> _Data for the task_:
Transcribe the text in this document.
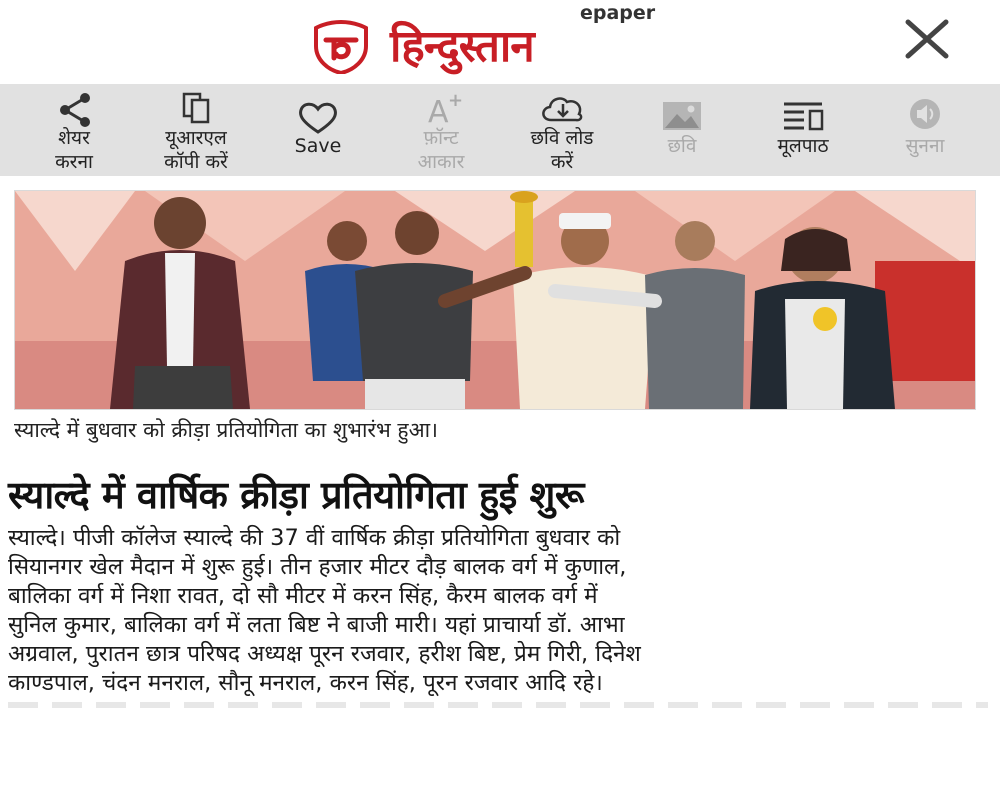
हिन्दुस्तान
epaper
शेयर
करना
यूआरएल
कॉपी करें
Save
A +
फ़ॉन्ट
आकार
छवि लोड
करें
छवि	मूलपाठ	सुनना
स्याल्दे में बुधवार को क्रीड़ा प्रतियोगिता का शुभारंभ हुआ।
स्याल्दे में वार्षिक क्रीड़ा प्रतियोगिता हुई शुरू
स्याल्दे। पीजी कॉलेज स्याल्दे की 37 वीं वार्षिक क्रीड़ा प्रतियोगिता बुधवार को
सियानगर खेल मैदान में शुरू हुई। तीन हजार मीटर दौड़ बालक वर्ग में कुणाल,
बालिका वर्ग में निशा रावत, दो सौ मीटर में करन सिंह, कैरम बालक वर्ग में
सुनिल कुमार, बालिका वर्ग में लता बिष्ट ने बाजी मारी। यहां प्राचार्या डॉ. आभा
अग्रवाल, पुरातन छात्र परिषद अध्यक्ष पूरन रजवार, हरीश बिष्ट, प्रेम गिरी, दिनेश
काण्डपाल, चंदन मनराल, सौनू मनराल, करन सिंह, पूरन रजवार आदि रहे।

> _What you are asked to do_: From the data above, write out everything exactly except the pictures.

> _Task result_:
Transcribe the text in this document.
हिन्दुस्तान
epaper
शेयर
करना
यूआरएल
कॉपी करें
Save
A +
फ़ॉन्ट
आकार
छवि लोड
करें
छवि	मूलपाठ	सुनना
स्याल्दे में बुधवार को क्रीड़ा प्रतियोगिता का शुभारंभ हुआ।
स्याल्दे में वार्षिक क्रीड़ा प्रतियोगिता हुई शुरू
स्याल्दे। पीजी कॉलेज स्याल्दे की 37 वीं वार्षिक क्रीड़ा प्रतियोगिता बुधवार को
सियानगर खेल मैदान में शुरू हुई। तीन हजार मीटर दौड़ बालक वर्ग में कुणाल,
बालिका वर्ग में निशा रावत, दो सौ मीटर में करन सिंह, कैरम बालक वर्ग में
सुनिल कुमार, बालिका वर्ग में लता बिष्ट ने बाजी मारी। यहां प्राचार्या डॉ. आभा
अग्रवाल, पुरातन छात्र परिषद अध्यक्ष पूरन रजवार, हरीश बिष्ट, प्रेम गिरी, दिनेश
काण्डपाल, चंदन मनराल, सौनू मनराल, करन सिंह, पूरन रजवार आदि रहे।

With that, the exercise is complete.